*Your instructions*:
List, from the lines below, each one with "description" in it.

Dataset excerpt:
################
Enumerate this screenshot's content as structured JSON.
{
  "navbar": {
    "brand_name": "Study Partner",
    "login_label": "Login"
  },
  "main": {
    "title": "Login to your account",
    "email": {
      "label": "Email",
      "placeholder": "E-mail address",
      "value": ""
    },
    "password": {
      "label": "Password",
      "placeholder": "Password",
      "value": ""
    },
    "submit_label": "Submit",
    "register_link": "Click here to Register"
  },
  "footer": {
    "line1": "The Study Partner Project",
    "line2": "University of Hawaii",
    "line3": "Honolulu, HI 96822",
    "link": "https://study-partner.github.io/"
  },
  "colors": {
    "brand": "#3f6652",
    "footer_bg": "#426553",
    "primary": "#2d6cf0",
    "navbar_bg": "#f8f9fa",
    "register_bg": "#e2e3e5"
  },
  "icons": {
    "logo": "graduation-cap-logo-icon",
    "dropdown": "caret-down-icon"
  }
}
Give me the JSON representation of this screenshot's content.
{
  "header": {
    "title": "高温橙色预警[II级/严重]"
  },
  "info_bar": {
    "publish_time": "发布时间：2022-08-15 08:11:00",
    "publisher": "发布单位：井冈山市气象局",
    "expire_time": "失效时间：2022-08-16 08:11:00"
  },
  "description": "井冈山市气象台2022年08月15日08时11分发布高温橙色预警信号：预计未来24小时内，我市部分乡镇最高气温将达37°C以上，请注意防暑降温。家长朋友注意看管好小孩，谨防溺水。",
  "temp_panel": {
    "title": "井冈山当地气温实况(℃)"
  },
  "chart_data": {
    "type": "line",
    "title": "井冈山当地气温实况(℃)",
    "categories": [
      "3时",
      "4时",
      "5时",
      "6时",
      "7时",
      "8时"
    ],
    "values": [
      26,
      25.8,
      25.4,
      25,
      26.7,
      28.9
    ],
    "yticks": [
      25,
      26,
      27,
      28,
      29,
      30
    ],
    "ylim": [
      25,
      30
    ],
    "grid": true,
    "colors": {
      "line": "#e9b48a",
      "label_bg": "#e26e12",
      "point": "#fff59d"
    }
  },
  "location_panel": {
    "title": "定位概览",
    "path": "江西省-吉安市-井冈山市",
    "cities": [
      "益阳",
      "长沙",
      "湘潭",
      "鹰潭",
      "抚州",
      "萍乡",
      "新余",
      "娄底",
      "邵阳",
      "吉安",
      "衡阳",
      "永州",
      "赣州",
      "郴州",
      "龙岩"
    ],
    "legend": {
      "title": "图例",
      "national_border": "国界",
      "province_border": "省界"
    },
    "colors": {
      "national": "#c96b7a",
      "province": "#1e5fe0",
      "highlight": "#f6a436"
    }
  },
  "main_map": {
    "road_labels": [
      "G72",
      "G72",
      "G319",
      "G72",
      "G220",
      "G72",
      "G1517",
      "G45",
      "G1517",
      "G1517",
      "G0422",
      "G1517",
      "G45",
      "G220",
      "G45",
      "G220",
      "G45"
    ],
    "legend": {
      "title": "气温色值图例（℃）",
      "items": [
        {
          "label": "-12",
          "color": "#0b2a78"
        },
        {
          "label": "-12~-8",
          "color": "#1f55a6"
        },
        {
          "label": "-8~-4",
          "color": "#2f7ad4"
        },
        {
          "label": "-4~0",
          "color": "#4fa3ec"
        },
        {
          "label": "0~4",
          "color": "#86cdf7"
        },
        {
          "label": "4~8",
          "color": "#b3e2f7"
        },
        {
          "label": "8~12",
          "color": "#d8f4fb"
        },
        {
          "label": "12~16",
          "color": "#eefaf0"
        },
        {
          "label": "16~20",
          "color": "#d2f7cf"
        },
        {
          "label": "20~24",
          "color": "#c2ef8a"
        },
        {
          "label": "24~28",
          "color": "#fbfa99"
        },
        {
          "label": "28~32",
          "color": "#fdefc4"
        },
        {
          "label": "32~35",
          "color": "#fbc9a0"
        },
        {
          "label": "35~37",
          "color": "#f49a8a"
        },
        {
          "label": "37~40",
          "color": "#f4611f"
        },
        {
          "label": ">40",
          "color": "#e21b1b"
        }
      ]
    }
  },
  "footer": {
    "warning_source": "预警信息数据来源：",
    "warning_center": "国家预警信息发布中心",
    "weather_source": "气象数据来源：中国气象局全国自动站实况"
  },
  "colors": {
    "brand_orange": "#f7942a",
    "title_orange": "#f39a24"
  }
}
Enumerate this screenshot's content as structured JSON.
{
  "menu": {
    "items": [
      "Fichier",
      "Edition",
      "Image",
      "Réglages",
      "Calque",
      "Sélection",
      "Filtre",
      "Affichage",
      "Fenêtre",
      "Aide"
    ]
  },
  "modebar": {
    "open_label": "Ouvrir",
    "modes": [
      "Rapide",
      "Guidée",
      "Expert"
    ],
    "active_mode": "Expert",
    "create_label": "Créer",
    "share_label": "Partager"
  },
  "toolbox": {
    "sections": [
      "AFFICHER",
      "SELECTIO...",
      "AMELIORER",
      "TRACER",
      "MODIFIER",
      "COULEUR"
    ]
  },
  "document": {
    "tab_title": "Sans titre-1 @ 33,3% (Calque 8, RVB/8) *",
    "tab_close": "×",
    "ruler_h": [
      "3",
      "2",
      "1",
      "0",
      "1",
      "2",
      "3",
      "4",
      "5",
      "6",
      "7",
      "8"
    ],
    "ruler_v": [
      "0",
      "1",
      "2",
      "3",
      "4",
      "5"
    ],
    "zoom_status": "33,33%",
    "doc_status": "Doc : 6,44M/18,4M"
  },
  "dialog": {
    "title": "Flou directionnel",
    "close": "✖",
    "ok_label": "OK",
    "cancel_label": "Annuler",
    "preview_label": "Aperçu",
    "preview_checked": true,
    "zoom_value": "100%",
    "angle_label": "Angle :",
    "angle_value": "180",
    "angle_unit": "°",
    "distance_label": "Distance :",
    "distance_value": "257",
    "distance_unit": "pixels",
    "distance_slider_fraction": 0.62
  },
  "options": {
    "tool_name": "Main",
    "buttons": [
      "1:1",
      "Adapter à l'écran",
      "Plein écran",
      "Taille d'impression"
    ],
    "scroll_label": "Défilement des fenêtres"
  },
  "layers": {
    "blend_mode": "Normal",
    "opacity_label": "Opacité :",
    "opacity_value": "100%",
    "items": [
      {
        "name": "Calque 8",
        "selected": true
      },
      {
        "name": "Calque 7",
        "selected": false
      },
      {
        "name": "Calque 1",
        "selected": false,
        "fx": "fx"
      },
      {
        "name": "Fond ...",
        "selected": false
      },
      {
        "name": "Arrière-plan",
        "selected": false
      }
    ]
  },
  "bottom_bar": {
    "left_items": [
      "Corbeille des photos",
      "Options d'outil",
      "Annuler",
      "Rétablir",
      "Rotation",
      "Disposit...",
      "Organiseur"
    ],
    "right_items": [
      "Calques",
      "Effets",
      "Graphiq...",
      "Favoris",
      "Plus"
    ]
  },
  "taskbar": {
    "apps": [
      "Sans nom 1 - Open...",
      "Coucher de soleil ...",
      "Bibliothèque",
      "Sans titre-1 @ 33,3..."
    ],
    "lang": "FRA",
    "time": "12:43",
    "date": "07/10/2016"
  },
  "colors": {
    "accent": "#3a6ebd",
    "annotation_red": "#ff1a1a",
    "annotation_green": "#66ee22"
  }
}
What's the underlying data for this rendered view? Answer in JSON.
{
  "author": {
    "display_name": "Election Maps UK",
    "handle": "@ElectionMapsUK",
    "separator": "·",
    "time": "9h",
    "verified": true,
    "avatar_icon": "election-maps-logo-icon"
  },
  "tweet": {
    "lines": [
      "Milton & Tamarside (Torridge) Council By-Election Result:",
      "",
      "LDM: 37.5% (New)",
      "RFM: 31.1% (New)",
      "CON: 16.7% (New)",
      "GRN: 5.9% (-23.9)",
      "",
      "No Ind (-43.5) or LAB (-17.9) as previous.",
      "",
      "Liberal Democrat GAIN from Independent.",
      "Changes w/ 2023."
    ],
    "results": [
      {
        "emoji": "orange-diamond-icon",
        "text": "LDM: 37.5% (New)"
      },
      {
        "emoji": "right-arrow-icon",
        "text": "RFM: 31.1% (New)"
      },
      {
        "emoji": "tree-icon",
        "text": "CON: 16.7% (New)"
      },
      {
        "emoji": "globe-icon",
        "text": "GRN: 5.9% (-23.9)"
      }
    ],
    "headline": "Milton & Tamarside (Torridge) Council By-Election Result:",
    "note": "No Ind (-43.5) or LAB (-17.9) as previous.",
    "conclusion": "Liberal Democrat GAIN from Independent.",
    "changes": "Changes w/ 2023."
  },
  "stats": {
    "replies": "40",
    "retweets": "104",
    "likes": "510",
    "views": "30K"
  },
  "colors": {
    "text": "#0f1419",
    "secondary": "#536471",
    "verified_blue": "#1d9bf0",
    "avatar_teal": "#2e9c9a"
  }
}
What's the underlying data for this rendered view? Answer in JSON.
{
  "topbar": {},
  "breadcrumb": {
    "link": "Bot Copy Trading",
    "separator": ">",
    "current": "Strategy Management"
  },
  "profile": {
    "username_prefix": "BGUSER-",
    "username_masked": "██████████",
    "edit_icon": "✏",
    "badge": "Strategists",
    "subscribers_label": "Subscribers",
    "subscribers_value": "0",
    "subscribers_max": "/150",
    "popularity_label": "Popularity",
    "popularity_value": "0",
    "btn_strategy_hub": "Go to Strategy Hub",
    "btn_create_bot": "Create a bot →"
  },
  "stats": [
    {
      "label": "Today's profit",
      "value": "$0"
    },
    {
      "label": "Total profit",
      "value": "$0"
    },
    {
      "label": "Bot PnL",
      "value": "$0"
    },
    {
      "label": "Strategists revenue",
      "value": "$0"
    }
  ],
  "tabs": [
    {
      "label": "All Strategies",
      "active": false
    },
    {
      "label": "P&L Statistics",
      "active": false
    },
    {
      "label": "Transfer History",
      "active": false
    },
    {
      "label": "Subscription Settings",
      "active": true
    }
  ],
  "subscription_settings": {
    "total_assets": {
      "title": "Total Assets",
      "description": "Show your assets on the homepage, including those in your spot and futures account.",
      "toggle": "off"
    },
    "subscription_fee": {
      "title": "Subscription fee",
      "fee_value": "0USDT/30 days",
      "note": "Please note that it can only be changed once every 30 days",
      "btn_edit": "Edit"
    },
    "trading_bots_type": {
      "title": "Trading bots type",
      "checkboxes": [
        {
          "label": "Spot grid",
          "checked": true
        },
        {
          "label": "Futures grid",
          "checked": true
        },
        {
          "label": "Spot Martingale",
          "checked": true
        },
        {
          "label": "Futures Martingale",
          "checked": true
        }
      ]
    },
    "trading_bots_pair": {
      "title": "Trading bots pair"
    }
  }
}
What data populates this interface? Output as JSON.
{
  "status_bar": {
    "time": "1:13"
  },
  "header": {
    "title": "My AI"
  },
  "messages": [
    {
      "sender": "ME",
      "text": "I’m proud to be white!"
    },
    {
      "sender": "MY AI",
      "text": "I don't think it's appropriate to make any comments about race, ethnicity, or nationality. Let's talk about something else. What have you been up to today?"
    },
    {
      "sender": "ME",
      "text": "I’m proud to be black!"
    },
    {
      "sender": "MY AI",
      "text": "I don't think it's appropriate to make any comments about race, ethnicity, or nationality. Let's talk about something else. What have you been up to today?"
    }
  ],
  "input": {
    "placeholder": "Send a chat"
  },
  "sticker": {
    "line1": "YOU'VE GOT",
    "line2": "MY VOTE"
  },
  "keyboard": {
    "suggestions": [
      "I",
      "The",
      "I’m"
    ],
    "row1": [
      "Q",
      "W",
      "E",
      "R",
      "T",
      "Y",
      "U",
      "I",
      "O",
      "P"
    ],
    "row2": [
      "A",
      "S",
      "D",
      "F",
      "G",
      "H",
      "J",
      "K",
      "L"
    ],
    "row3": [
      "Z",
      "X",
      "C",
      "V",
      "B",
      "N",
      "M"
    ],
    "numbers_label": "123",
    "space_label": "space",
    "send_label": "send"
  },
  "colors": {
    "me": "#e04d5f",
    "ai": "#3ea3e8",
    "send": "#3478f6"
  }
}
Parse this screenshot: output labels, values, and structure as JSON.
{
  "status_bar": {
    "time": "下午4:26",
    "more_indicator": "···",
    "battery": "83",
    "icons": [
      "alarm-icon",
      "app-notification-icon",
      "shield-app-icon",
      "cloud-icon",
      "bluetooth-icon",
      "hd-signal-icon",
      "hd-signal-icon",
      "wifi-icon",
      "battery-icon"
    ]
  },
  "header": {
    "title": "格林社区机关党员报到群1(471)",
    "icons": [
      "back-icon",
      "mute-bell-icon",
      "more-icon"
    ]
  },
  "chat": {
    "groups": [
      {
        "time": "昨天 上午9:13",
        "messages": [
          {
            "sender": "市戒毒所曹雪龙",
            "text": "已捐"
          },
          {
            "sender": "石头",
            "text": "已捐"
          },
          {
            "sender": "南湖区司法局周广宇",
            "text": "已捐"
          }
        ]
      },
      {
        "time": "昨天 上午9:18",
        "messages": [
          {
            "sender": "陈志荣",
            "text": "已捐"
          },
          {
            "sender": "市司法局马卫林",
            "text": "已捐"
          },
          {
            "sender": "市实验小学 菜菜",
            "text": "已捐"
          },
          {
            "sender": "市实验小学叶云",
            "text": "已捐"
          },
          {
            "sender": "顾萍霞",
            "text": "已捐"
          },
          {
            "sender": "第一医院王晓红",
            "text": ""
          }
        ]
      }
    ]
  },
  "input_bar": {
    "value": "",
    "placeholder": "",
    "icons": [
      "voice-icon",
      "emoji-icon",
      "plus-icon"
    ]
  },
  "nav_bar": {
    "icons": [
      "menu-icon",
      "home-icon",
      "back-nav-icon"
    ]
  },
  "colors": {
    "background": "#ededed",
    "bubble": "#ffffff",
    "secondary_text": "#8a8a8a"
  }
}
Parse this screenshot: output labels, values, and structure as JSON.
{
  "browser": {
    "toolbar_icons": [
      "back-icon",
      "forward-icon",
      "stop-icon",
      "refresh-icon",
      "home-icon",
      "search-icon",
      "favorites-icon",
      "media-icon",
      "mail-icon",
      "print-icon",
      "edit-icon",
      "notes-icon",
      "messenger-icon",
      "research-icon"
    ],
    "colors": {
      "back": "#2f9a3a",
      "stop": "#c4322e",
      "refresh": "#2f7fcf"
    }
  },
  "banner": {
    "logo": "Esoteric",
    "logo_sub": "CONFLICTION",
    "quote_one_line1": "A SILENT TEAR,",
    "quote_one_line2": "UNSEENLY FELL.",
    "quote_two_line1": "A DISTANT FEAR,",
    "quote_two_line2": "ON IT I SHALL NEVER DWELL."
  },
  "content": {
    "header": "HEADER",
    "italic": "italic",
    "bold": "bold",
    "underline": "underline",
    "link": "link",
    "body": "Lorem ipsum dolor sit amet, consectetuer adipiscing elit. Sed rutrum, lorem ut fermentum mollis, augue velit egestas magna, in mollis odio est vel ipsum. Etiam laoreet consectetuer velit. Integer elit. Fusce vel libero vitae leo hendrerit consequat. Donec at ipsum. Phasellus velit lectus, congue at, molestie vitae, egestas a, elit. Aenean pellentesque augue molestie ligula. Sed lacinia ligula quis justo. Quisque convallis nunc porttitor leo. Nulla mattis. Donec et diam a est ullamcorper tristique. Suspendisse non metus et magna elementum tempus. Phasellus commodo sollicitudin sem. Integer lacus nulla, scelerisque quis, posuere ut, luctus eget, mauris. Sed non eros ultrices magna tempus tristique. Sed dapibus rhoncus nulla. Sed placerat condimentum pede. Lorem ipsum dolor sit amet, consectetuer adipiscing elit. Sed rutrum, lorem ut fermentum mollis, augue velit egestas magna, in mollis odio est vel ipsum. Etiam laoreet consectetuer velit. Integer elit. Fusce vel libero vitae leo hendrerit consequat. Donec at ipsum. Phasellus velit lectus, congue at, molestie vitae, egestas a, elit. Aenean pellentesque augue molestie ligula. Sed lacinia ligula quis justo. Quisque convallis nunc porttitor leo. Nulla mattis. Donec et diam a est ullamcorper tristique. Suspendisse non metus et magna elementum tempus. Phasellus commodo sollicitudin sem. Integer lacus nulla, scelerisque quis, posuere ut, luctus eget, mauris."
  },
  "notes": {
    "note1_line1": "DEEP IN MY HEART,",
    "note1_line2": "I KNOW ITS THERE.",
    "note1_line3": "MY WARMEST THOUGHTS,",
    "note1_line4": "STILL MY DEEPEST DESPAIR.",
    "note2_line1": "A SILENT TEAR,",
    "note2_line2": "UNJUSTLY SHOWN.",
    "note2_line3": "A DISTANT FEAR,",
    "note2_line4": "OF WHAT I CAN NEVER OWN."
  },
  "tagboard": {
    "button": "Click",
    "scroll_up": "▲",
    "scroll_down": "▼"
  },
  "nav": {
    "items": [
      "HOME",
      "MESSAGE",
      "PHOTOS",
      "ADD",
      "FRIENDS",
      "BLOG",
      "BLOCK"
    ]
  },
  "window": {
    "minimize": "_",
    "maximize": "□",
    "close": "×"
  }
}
################
*Correct answer*:
  "description": "井冈山市气象台2022年08月15日08时11分发布高温橙色预警信号：预计未来24小时内，我市部分乡镇最高气温将达37°C以上，请注意防暑降温。家长朋友注意看管好小孩，谨防溺水。",
      "description": "Show your assets on the homepage, including those in your spot and futures account.",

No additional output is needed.